**Material for this exercise:**
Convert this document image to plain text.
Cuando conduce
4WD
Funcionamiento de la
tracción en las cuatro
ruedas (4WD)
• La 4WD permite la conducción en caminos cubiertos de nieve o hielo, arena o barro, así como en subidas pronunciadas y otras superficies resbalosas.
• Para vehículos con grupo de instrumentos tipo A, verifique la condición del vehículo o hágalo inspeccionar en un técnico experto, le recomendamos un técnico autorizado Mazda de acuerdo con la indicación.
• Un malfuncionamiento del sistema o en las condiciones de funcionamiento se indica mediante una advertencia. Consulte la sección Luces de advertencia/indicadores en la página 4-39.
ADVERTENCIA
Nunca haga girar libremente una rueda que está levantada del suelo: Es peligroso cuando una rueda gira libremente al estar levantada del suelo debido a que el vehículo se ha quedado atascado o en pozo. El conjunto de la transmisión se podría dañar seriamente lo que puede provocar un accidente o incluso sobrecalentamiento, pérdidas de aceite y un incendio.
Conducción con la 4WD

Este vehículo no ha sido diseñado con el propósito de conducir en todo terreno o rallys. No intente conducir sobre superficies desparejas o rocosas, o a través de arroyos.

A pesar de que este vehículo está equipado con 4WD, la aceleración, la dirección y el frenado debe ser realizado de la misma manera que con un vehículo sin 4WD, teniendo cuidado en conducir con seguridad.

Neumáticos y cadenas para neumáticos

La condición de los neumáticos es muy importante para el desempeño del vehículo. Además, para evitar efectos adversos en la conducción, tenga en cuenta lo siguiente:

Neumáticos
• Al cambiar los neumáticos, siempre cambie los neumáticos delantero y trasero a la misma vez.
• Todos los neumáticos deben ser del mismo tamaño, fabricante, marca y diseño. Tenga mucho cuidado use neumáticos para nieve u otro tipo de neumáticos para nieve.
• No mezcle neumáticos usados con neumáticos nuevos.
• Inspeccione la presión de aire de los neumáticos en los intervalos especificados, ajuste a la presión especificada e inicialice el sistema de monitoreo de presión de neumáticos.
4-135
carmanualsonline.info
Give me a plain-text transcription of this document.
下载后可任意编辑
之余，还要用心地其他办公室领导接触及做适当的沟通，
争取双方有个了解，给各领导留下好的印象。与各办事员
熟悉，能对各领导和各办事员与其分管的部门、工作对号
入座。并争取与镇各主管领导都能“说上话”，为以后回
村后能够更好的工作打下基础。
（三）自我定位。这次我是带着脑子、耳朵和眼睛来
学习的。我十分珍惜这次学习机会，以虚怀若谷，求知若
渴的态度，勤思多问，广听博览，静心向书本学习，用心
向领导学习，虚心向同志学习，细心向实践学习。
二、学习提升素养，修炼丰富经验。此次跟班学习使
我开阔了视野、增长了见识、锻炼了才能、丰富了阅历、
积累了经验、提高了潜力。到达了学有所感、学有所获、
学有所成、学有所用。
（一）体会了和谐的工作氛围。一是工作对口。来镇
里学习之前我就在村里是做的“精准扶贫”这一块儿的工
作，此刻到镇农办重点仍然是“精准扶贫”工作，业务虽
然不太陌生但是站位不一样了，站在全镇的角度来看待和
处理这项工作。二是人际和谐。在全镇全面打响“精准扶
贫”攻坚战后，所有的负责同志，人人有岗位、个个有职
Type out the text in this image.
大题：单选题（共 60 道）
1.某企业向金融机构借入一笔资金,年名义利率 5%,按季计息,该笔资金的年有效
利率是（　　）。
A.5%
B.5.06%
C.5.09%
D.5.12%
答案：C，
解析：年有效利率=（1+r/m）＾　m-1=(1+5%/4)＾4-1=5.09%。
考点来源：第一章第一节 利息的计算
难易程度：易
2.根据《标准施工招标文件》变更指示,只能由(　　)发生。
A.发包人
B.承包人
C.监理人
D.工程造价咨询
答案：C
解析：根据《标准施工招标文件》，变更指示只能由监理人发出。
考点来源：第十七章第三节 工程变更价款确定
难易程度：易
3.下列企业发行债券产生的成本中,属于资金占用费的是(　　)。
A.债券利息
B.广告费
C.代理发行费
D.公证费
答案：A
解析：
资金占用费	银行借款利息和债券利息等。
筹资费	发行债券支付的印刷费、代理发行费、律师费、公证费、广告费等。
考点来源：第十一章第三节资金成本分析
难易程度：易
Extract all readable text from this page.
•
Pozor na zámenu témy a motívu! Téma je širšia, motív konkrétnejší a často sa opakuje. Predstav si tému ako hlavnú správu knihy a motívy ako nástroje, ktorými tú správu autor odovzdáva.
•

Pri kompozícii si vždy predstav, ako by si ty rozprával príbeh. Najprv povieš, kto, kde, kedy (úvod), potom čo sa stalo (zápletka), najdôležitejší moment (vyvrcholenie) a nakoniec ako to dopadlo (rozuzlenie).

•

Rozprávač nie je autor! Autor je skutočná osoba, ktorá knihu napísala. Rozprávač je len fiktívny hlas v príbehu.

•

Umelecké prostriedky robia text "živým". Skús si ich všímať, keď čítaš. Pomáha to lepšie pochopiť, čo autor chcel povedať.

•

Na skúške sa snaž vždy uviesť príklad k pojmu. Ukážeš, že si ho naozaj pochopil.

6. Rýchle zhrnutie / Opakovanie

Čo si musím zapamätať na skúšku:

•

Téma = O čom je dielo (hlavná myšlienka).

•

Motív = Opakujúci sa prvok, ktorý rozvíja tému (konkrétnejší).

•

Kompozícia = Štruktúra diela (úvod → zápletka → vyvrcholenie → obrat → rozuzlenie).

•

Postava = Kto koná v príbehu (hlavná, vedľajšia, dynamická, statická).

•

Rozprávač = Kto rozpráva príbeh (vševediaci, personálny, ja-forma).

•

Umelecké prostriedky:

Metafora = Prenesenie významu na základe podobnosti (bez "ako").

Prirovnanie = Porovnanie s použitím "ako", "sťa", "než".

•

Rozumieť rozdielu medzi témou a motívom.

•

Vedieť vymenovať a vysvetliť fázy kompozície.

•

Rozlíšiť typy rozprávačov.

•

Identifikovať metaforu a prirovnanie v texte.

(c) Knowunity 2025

**Your goal:** Go through the listing above and restate it word for word.

**Response for this exercise:**
Convert this document image to plain text.
Cuando conduce
4WD
Funcionamiento de la
tracción en las cuatro
ruedas (4WD)
• La 4WD permite la conducción en caminos cubiertos de nieve o hielo, arena o barro, así como en subidas pronunciadas y otras superficies resbalosas.
• Para vehículos con grupo de instrumentos tipo A, verifique la condición del vehículo o hágalo inspeccionar en un técnico experto, le recomendamos un técnico autorizado Mazda de acuerdo con la indicación.
• Un malfuncionamiento del sistema o en las condiciones de funcionamiento se indica mediante una advertencia. Consulte la sección Luces de advertencia/indicadores en la página 4-39.
ADVERTENCIA
Nunca haga girar libremente una rueda que está levantada del suelo: Es peligroso cuando una rueda gira libremente al estar levantada del suelo debido a que el vehículo se ha quedado atascado o en pozo. El conjunto de la transmisión se podría dañar seriamente lo que puede provocar un accidente o incluso sobrecalentamiento, pérdidas de aceite y un incendio.
Conducción con la 4WD

Este vehículo no ha sido diseñado con el propósito de conducir en todo terreno o rallys. No intente conducir sobre superficies desparejas o rocosas, o a través de arroyos.

A pesar de que este vehículo está equipado con 4WD, la aceleración, la dirección y el frenado debe ser realizado de la misma manera que con un vehículo sin 4WD, teniendo cuidado en conducir con seguridad.

Neumáticos y cadenas para neumáticos

La condición de los neumáticos es muy importante para el desempeño del vehículo. Además, para evitar efectos adversos en la conducción, tenga en cuenta lo siguiente:

Neumáticos
• Al cambiar los neumáticos, siempre cambie los neumáticos delantero y trasero a la misma vez.
• Todos los neumáticos deben ser del mismo tamaño, fabricante, marca y diseño. Tenga mucho cuidado use neumáticos para nieve u otro tipo de neumáticos para nieve.
• No mezcle neumáticos usados con neumáticos nuevos.
• Inspeccione la presión de aire de los neumáticos en los intervalos especificados, ajuste a la presión especificada e inicialice el sistema de monitoreo de presión de neumáticos.
4-135
carmanualsonline.info
Give me a plain-text transcription of this document.
下载后可任意编辑
之余，还要用心地其他办公室领导接触及做适当的沟通，
争取双方有个了解，给各领导留下好的印象。与各办事员
熟悉，能对各领导和各办事员与其分管的部门、工作对号
入座。并争取与镇各主管领导都能“说上话”，为以后回
村后能够更好的工作打下基础。
（三）自我定位。这次我是带着脑子、耳朵和眼睛来
学习的。我十分珍惜这次学习机会，以虚怀若谷，求知若
渴的态度，勤思多问，广听博览，静心向书本学习，用心
向领导学习，虚心向同志学习，细心向实践学习。
二、学习提升素养，修炼丰富经验。此次跟班学习使
我开阔了视野、增长了见识、锻炼了才能、丰富了阅历、
积累了经验、提高了潜力。到达了学有所感、学有所获、
学有所成、学有所用。
（一）体会了和谐的工作氛围。一是工作对口。来镇
里学习之前我就在村里是做的“精准扶贫”这一块儿的工
作，此刻到镇农办重点仍然是“精准扶贫”工作，业务虽
然不太陌生但是站位不一样了，站在全镇的角度来看待和
处理这项工作。二是人际和谐。在全镇全面打响“精准扶
贫”攻坚战后，所有的负责同志，人人有岗位、个个有职
Type out the text in this image.
大题：单选题（共 60 道）
1.某企业向金融机构借入一笔资金,年名义利率 5%,按季计息,该笔资金的年有效
利率是（　　）。
A.5%
B.5.06%
C.5.09%
D.5.12%
答案：C，
解析：年有效利率=（1+r/m）＾　m-1=(1+5%/4)＾4-1=5.09%。
考点来源：第一章第一节 利息的计算
难易程度：易
2.根据《标准施工招标文件》变更指示,只能由(　　)发生。
A.发包人
B.承包人
C.监理人
D.工程造价咨询
答案：C
解析：根据《标准施工招标文件》，变更指示只能由监理人发出。
考点来源：第十七章第三节 工程变更价款确定
难易程度：易
3.下列企业发行债券产生的成本中,属于资金占用费的是(　　)。
A.债券利息
B.广告费
C.代理发行费
D.公证费
答案：A
解析：
资金占用费	银行借款利息和债券利息等。
筹资费	发行债券支付的印刷费、代理发行费、律师费、公证费、广告费等。
考点来源：第十一章第三节资金成本分析
难易程度：易
Extract all readable text from this page.
•
Pozor na zámenu témy a motívu! Téma je širšia, motív konkrétnejší a často sa opakuje. Predstav si tému ako hlavnú správu knihy a motívy ako nástroje, ktorými tú správu autor odovzdáva.
•

Pri kompozícii si vždy predstav, ako by si ty rozprával príbeh. Najprv povieš, kto, kde, kedy (úvod), potom čo sa stalo (zápletka), najdôležitejší moment (vyvrcholenie) a nakoniec ako to dopadlo (rozuzlenie).

•

Rozprávač nie je autor! Autor je skutočná osoba, ktorá knihu napísala. Rozprávač je len fiktívny hlas v príbehu.

•

Umelecké prostriedky robia text "živým". Skús si ich všímať, keď čítaš. Pomáha to lepšie pochopiť, čo autor chcel povedať.

•

Na skúške sa snaž vždy uviesť príklad k pojmu. Ukážeš, že si ho naozaj pochopil.

6. Rýchle zhrnutie / Opakovanie

Čo si musím zapamätať na skúšku:

•

Téma = O čom je dielo (hlavná myšlienka).

•

Motív = Opakujúci sa prvok, ktorý rozvíja tému (konkrétnejší).

•

Kompozícia = Štruktúra diela (úvod → zápletka → vyvrcholenie → obrat → rozuzlenie).

•

Postava = Kto koná v príbehu (hlavná, vedľajšia, dynamická, statická).

•

Rozprávač = Kto rozpráva príbeh (vševediaci, personálny, ja-forma).

•

Umelecké prostriedky:

Metafora = Prenesenie významu na základe podobnosti (bez "ako").

Prirovnanie = Porovnanie s použitím "ako", "sťa", "než".

•

Rozumieť rozdielu medzi témou a motívom.

•

Vedieť vymenovať a vysvetliť fázy kompozície.

•

Rozlíšiť typy rozprávačov.

•

Identifikovať metaforu a prirovnanie v texte.

(c) Knowunity 2025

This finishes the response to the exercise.